- Kerr in Doppelgänger (1969)
- Born: Catherine Annette Kerr Peacock 2 July 1920 Elderslie, Renfrewshire, Scotland
- Died: 23 September 2013 (aged 93) Denville Hall, London, England
- Resting place: Breakspear Crematorium, Ruislip, London
- Education: Central School of Speech and Drama
- Occupation: Actress
- Years active: 1956–1999

= Annette Kerr =

Scottish actress (1920–2013)

Catherine Annette Kerr Peacock (2 July 1920 – 23 September 2013), known professionally as Annette Kerr, was a Scottish born actress of film, television and stage.

==Life and career==
During her childhood, Kerr moved with her family from her birthplace in Scotland to Watford, Hertfordshire, where her father worked as a physiotherapist. She made her theatrical debut at the Watford Palace Theatre, and later trained at the Central School of Speech and Drama in London.

Frequent reference to Kerr is made in The Kenneth Williams Diaries (edited by Russell Davies). Kerr and Williams were close friends, and worked together in several stage productions. following their first meeting in 1949. At one point, Williams proposed to her.

* **PROBLEMS TO SOLVE**
A - Reproduce as a numbered list the records from their first line through the line containing "x-tick-label: 500 (1285, 931, 1322, 950)", skipping any blank lines.
B - Write the next part of the Annette Kerr biography, picking up after its final sentence.

* **AVAILABLE DATA**
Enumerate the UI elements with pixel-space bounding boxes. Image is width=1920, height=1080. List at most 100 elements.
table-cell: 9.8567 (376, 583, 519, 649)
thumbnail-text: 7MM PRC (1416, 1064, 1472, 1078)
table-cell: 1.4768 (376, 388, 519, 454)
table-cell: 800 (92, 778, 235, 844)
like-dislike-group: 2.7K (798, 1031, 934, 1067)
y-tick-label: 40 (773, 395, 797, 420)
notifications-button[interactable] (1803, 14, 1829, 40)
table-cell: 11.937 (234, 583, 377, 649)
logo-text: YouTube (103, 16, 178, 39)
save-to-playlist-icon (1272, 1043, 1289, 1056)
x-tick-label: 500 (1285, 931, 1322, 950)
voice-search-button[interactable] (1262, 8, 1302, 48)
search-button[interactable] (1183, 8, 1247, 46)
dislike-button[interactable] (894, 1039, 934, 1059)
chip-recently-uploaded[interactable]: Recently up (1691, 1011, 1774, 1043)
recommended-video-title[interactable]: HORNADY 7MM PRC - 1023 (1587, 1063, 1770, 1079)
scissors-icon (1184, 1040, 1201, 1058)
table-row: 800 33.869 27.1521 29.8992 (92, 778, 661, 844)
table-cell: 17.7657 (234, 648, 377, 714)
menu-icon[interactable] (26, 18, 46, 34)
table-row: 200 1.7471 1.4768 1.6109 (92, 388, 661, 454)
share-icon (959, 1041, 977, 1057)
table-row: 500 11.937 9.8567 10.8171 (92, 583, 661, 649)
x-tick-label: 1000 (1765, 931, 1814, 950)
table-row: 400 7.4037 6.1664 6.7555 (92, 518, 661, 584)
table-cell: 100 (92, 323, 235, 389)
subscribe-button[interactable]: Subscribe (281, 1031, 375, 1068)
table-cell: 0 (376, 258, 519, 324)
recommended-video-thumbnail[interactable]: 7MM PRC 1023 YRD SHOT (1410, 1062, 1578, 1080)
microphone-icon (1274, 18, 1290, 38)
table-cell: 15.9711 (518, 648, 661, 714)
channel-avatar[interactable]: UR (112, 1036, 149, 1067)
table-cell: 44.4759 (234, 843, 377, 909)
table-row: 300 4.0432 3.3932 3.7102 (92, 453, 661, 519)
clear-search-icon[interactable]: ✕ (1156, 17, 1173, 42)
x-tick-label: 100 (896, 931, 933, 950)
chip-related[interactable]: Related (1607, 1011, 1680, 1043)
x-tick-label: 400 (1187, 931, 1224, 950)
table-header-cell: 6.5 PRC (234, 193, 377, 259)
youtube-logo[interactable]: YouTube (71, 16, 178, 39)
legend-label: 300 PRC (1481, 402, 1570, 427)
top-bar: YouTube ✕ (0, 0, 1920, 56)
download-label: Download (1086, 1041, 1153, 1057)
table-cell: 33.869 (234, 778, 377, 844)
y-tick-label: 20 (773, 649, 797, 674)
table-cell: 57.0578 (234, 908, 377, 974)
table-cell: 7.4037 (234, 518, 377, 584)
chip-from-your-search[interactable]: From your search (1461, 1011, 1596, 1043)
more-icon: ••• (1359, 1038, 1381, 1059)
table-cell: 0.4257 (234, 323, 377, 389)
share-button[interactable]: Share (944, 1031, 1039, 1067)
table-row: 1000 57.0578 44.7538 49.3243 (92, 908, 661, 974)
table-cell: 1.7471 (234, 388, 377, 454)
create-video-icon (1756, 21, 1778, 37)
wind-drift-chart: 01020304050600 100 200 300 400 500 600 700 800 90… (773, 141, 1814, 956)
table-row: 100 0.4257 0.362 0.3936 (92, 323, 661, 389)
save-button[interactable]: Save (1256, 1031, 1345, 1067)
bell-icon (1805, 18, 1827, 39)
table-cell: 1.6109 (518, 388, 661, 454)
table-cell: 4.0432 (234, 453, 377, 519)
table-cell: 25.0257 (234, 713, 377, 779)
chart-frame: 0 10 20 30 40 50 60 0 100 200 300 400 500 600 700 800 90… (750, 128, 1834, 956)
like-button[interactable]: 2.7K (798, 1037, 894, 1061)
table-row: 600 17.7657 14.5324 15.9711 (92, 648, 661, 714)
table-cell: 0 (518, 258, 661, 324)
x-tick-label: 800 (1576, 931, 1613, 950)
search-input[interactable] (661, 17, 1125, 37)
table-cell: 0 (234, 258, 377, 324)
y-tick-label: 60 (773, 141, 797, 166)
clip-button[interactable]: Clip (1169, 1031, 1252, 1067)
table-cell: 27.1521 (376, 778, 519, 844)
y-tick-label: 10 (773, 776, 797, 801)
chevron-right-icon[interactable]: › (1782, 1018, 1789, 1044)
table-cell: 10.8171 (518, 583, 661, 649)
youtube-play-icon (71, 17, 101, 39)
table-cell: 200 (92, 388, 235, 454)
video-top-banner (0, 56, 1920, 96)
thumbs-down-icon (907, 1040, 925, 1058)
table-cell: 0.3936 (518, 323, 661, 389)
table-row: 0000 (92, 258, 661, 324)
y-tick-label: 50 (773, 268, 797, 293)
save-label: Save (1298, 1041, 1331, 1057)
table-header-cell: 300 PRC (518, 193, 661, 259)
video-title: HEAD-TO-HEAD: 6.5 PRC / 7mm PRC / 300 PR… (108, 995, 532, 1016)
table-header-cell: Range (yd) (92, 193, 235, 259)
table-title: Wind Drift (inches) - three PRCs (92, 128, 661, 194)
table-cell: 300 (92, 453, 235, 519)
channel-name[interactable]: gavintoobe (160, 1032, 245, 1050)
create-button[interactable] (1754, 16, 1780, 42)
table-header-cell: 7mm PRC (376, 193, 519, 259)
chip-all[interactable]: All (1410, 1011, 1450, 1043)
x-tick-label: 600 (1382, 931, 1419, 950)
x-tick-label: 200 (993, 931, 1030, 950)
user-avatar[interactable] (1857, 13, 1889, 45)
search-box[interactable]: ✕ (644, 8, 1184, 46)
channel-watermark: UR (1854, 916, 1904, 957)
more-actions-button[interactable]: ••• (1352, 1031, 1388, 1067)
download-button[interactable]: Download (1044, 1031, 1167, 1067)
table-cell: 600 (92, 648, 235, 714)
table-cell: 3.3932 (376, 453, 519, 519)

* **EXPECTED OUTPUTS**
A -
1. Enumerate the UI elements with pixel-space bounding boxes. Image is width=1920, height=1080. List at most 100 elements.
2. table-cell: 9.8567 (376, 583, 519, 649)
3. thumbnail-text: 7MM PRC (1416, 1064, 1472, 1078)
4. table-cell: 1.4768 (376, 388, 519, 454)
5. table-cell: 800 (92, 778, 235, 844)
6. like-dislike-group: 2.7K (798, 1031, 934, 1067)
7. y-tick-label: 40 (773, 395, 797, 420)
8. notifications-button[interactable] (1803, 14, 1829, 40)
9. table-cell: 11.937 (234, 583, 377, 649)
10. logo-text: YouTube (103, 16, 178, 39)
11. save-to-playlist-icon (1272, 1043, 1289, 1056)
12. x-tick-label: 500 (1285, 931, 1322, 950)

B -
Kerr's television appearances included roles in series such as the pilot episode - "Identified" - of Anderson's live-action series UFO (1970), London's Burning (1992) and One Foot in the Grave. She had a recurring role in 2point4 Children (1991-1999, as Dora Grimes).

===Death===
Kerr died at the actors' retirement home Denville Hall, where she had been resident, in London on 23 September 2013, aged 93.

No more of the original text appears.